┌─ THE RECORDS

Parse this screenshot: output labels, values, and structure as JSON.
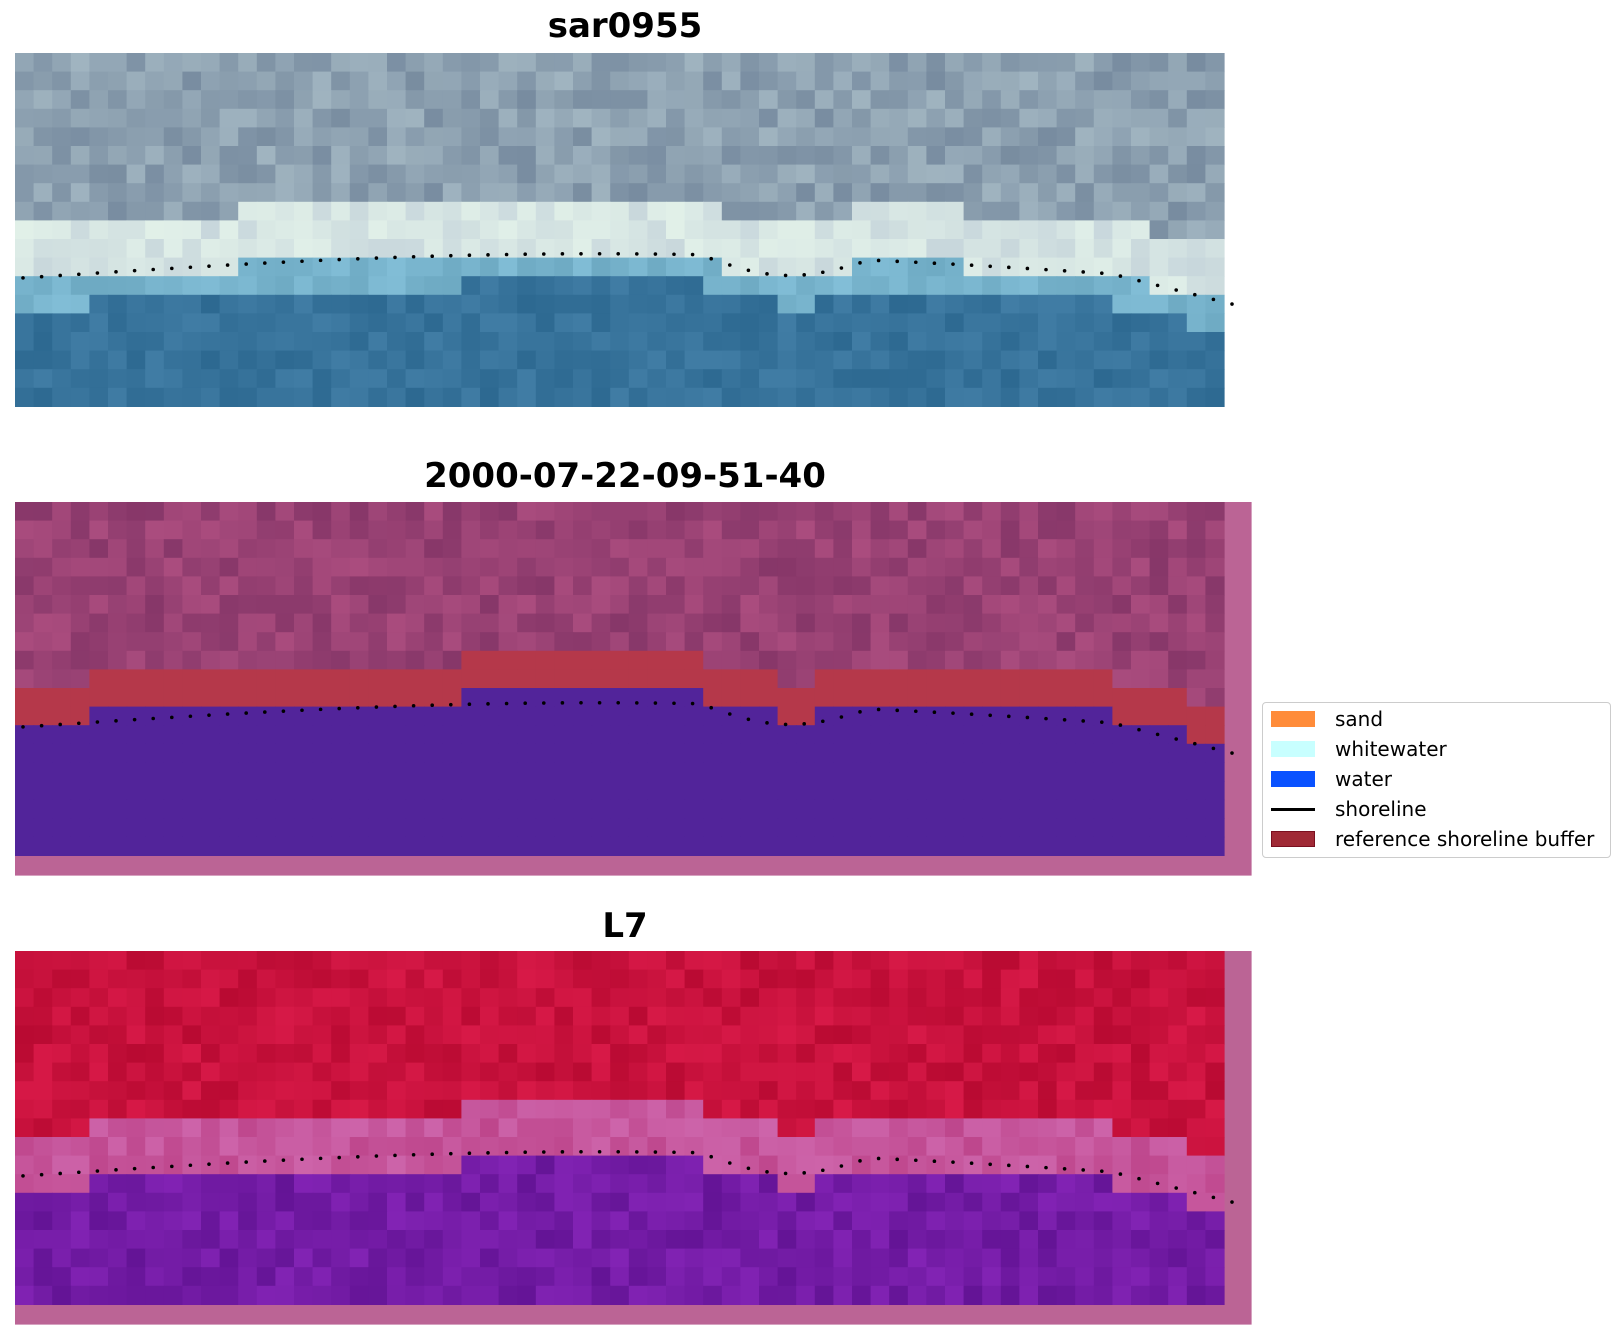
{
  "panels": [
    {
      "title": "sar0955"
    },
    {
      "title": "2000-07-22-09-51-40"
    },
    {
      "title": "L7"
    }
  ],
  "legend": {
    "items": [
      {
        "label": "sand",
        "color": "#ff8c3a",
        "kind": "patch"
      },
      {
        "label": "whitewater",
        "color": "#c8ffff",
        "kind": "patch"
      },
      {
        "label": "water",
        "color": "#0a52ff",
        "kind": "patch"
      },
      {
        "label": "shoreline",
        "color": "#000000",
        "kind": "line"
      },
      {
        "label": "reference shoreline buffer",
        "color": "#a02a36",
        "kind": "patch"
      }
    ]
  }
}
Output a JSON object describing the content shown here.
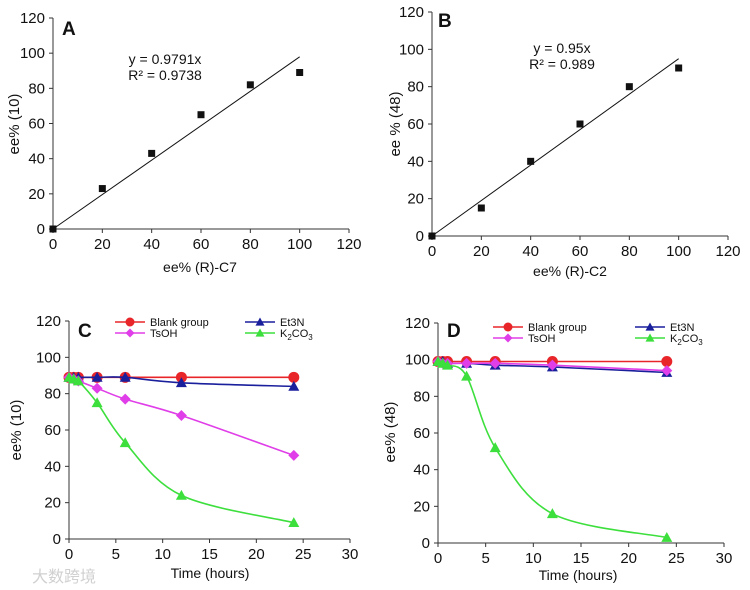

└─

-- WHAT YOU SHOULD DO --
The records above need to be given again exactly. Omit the pictures.

-- SOLUTION TO THIS EXERCISE --
Parse this screenshot: output labels, values, and structure as JSON.
{
  "panels": [
    {
      "title": "sar0955"
    },
    {
      "title": "2000-07-22-09-51-40"
    },
    {
      "title": "L7"
    }
  ],
  "legend": {
    "items": [
      {
        "label": "sand",
        "color": "#ff8c3a",
        "kind": "patch"
      },
      {
        "label": "whitewater",
        "color": "#c8ffff",
        "kind": "patch"
      },
      {
        "label": "water",
        "color": "#0a52ff",
        "kind": "patch"
      },
      {
        "label": "shoreline",
        "color": "#000000",
        "kind": "line"
      },
      {
        "label": "reference shoreline buffer",
        "color": "#a02a36",
        "kind": "patch"
      }
    ]
  }
}
Output a JSON object describing the content shown here.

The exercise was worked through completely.